The task
Make an exact copy of the entries, and keep any pictures out of it.

═════ Data excerpts

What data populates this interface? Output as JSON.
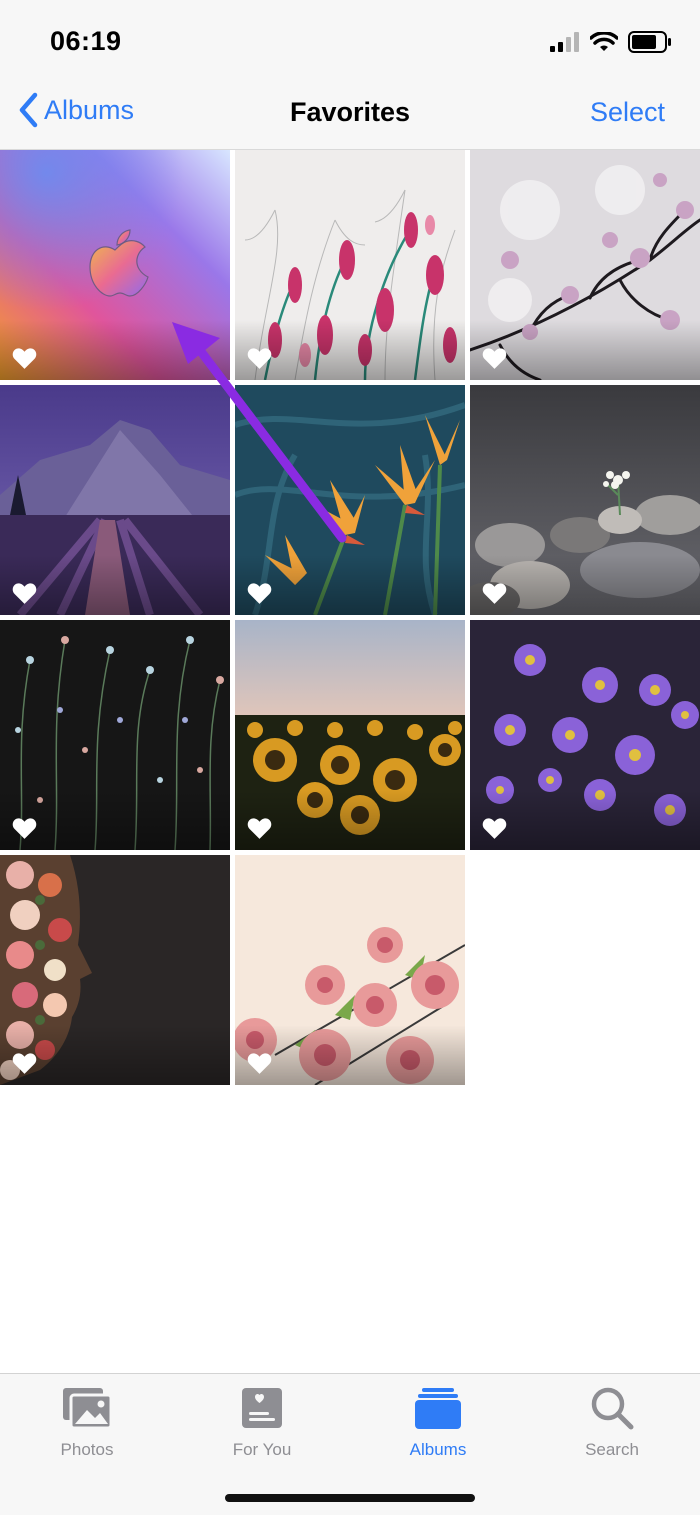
{
  "status_bar": {
    "time": "06:19",
    "icons": [
      "cellular-signal-icon",
      "wifi-icon",
      "battery-icon"
    ]
  },
  "nav": {
    "back_label": "Albums",
    "title": "Favorites",
    "select_label": "Select"
  },
  "photos": [
    {
      "name": "apple-wallpaper",
      "favorite": true
    },
    {
      "name": "flowers-sketch",
      "favorite": true
    },
    {
      "name": "cherry-blossom-branch",
      "favorite": true
    },
    {
      "name": "mountain-lavender-field",
      "favorite": true
    },
    {
      "name": "bird-of-paradise",
      "favorite": true
    },
    {
      "name": "stones-with-flower",
      "favorite": true
    },
    {
      "name": "wildflowers-dark",
      "favorite": true
    },
    {
      "name": "sunflower-field",
      "favorite": true
    },
    {
      "name": "purple-asters",
      "favorite": true
    },
    {
      "name": "floral-profile",
      "favorite": true
    },
    {
      "name": "pink-roses",
      "favorite": true
    }
  ],
  "tabs": [
    {
      "label": "Photos",
      "icon": "photos-icon",
      "active": false
    },
    {
      "label": "For You",
      "icon": "for-you-icon",
      "active": false
    },
    {
      "label": "Albums",
      "icon": "albums-icon",
      "active": true
    },
    {
      "label": "Search",
      "icon": "search-icon",
      "active": false
    }
  ],
  "colors": {
    "accent": "#2f7cf6",
    "inactive_tab": "#8e8e93",
    "annotation_arrow": "#8a2be2"
  }
}
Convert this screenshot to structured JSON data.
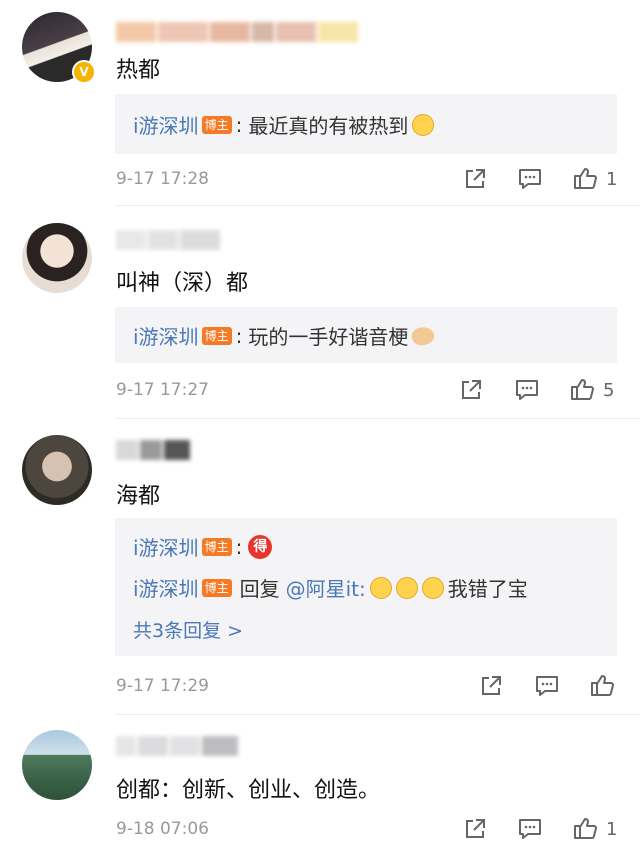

══════════

Solved problem
What data populates this interface? Output as JSON.
{
  "status_bar": {
    "time": "06:19",
    "icons": [
      "cellular-signal-icon",
      "wifi-icon",
      "battery-icon"
    ]
  },
  "nav": {
    "back_label": "Albums",
    "title": "Favorites",
    "select_label": "Select"
  },
  "photos": [
    {
      "name": "apple-wallpaper",
      "favorite": true
    },
    {
      "name": "flowers-sketch",
      "favorite": true
    },
    {
      "name": "cherry-blossom-branch",
      "favorite": true
    },
    {
      "name": "mountain-lavender-field",
      "favorite": true
    },
    {
      "name": "bird-of-paradise",
      "favorite": true
    },
    {
      "name": "stones-with-flower",
      "favorite": true
    },
    {
      "name": "wildflowers-dark",
      "favorite": true
    },
    {
      "name": "sunflower-field",
      "favorite": true
    },
    {
      "name": "purple-asters",
      "favorite": true
    },
    {
      "name": "floral-profile",
      "favorite": true
    },
    {
      "name": "pink-roses",
      "favorite": true
    }
  ],
  "tabs": [
    {
      "label": "Photos",
      "icon": "photos-icon",
      "active": false
    },
    {
      "label": "For You",
      "icon": "for-you-icon",
      "active": false
    },
    {
      "label": "Albums",
      "icon": "albums-icon",
      "active": true
    },
    {
      "label": "Search",
      "icon": "search-icon",
      "active": false
    }
  ],
  "colors": {
    "accent": "#2f7cf6",
    "inactive_tab": "#8e8e93",
    "annotation_arrow": "#8a2be2"
  }
}
Convert this screenshot to structured JSON data.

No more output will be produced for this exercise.